The Four Seasons Hotel San Francisco & Residences is a  mixed-use development at 757 Market Street in San Francisco, California, near the Moscone Center. Completed in January 2001, the tower was the first skyscraper of the 21st century to be completed in the city.

Specifications
The five-star hotel has been operated by Four Seasons Hotels and Resorts since 2001, hosts 277 guest rooms and retail stores, and houses 142 luxury condominiums on the upper floors. The Four Seasons Hotel's restaurant is decorated with artwork and the hotel also operates a 10,000 sq.ft. fitness center.

Non-linear viscous dampers located at the top of the hotel tower help dampen some of the wind sway due to powerful winds off the Pacific Ocean.

As of 2019, it was the only Four Seasons location in San Francisco, but planned to be joined by two others in 2020, one located a block away at 706 Mission Street and the other occupying the former Loews Regency San Francisco in the Financial District.

(Records from a dataset)
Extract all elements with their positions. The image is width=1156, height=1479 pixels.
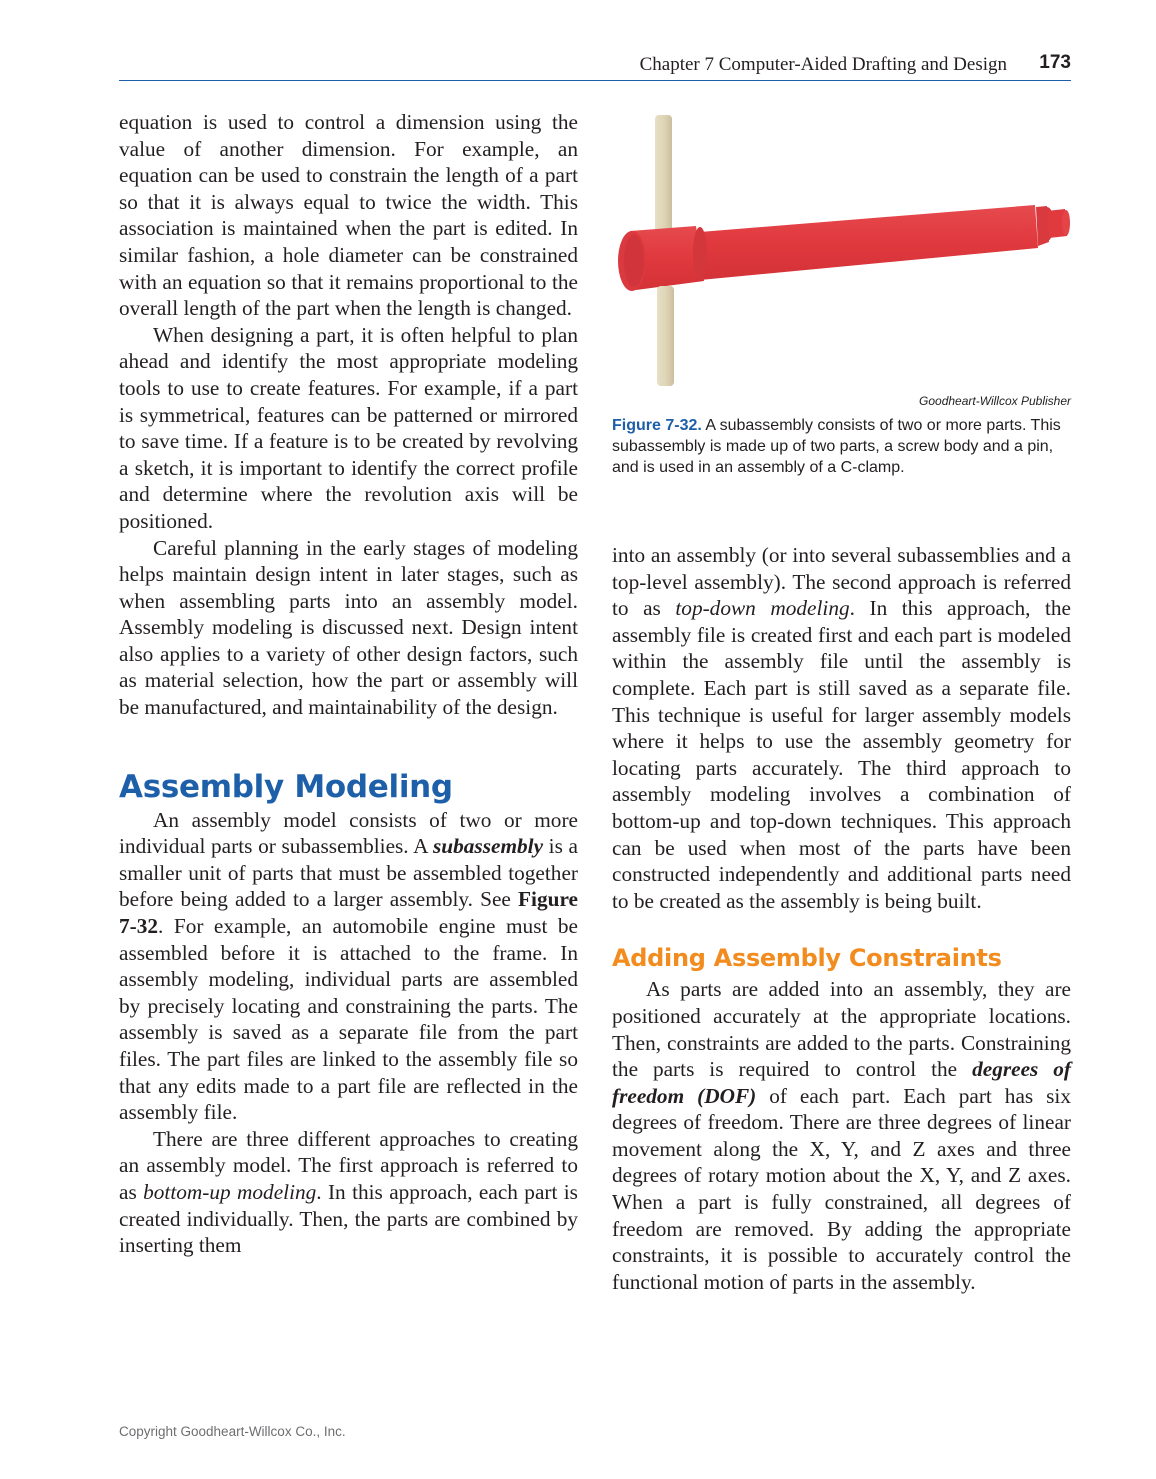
copyright-footer: Copyright Goodheart-Willcox Co., Inc. (119, 1424, 346, 1439)
italic-term: bottom-up modeling (143, 1179, 317, 1204)
text-run: As parts are added into an assembly, they are positioned accurately at the appropriate locations. Then, constraints are added to the parts. Constraining the parts is required to control the (612, 977, 1071, 1082)
paragraph: equation is used to control a dimension using the value of another dimension. For example, an equation can be used to constrain the length of a part so that it is always equal to twice the width. This association is maintained when the part is edited. In similar fashion, a hole diameter can be constrained with an equation so that it remains proportional to the overall length of the part when the length is changed. (119, 110, 578, 321)
section-heading: Assembly Modeling (119, 768, 453, 805)
figure-reference: Figure 7-32 (119, 887, 578, 939)
text-run: into an assembly (or into several subassemblies and a top-level assembly). The second approach is referred to as (612, 543, 1071, 621)
subassembly-render (600, 110, 1080, 395)
figure-label: Figure 7-32. (612, 417, 702, 434)
text-run: of each part. Each part has six degrees of freedom. There are three degrees of linear movement along the X, Y, and Z axes and three degrees of rotary motion about the X, Y, and Z axes. When a part is fully constrained, all degrees of freedom are removed. By adding the appropriate constraints, it is possible to accurately control the functional motion of parts in the assembly. (612, 1083, 1071, 1294)
key-term: degrees of freedom (DOF) (612, 1057, 1072, 1108)
key-term: subassembly (432, 834, 544, 859)
text-run: An assembly model consists of two or more individual parts or subassemblies. A (119, 807, 578, 859)
figure-credit: Goodheart-Willcox Publisher (919, 394, 1071, 408)
figure-caption (612, 415, 1071, 478)
paragraph: When designing a part, it is often helpful to plan ahead and identify the most appropriate modeling tools to use to create features. For example, if a part is symmetrical, features can be patterned or mirrored to save time. If a feature is to be created by revolving a sketch, it is important to identify the correct profile and determine where the revolution axis will be positioned. (119, 322, 578, 533)
figure-7-32-image (600, 110, 1080, 395)
running-header (119, 52, 1071, 81)
right-column (612, 542, 1071, 1295)
paragraph (119, 807, 578, 1126)
left-column (119, 109, 578, 1259)
text-run: . In this approach, the assembly file is created first and each part is modeled within the assembly file until the assembly is complete. Each part is still saved as a separate file. This technique is useful for larger assembly models where it helps to use the assembly geometry for locating parts accurately. The third approach to assembly modeling involves a combination of bottom-up and top-down techniques. This approach can be used when most of the parts have been constructed independently and additional parts need to be created as the assembly is being built. (612, 596, 1071, 913)
text-run: . For example, an automobile engine must be assembled before it is attached to the frame. In assembly modeling, individual parts are assembled by precisely locating and constraining the parts. The assembly is saved as a separate file from the part files. The part files are linked to the assembly file so that any edits made to a part file are reflected in the assembly file. (119, 914, 578, 1125)
paragraph: Careful planning in the early stages of modeling helps maintain design intent in later stages, such as when assembling parts into an assembly model. Assembly modeling is discussed next. Design intent also applies to a variety of other design factors, such as material selection, how the part or assembly will be manufactured, and maintainability of the design. (119, 535, 578, 720)
paragraph (612, 542, 1071, 914)
text-run: There are three different approaches to creating an assembly model. The first approach is referred to as (119, 1126, 578, 1204)
chapter-title: Chapter 7 Computer-Aided Drafting and Design (639, 54, 1007, 75)
paragraph (119, 1126, 578, 1259)
paragraph (612, 976, 1071, 1295)
text-run: is a smaller unit of parts that must be assembled together before being added to a larger assembly. See (119, 834, 578, 912)
caption-text: A subassembly consists of two or more parts. This subassembly is made up of two parts, a screw body and a pin, and is used in an assembly of a C-clamp. (612, 417, 1061, 476)
italic-term: top-down modeling (675, 596, 850, 621)
page-number: 173 (1039, 52, 1071, 73)
subsection-heading: Adding Assembly Constraints (612, 944, 1002, 973)
text-run: . In this approach, each part is created individually. Then, the parts are combined by inserting them (119, 1179, 578, 1258)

== WHAT IS EXPECTED ==
In the Four Seasons hotel text, repeat the passage between "Non-linear viscous dampers" and "the Financial District.", inclusive, but swap "dampers" for "absorbers".

== TASK RESULT ==
Non-linear viscous absorbers located at the top of the hotel tower help dampen some of the wind sway due to powerful winds off the Pacific Ocean.

As of 2019, it was the only Four Seasons location in San Francisco, but planned to be joined by two others in 2020, one located a block away at 706 Mission Street and the other occupying the former Loews Regency San Francisco in the Financial District.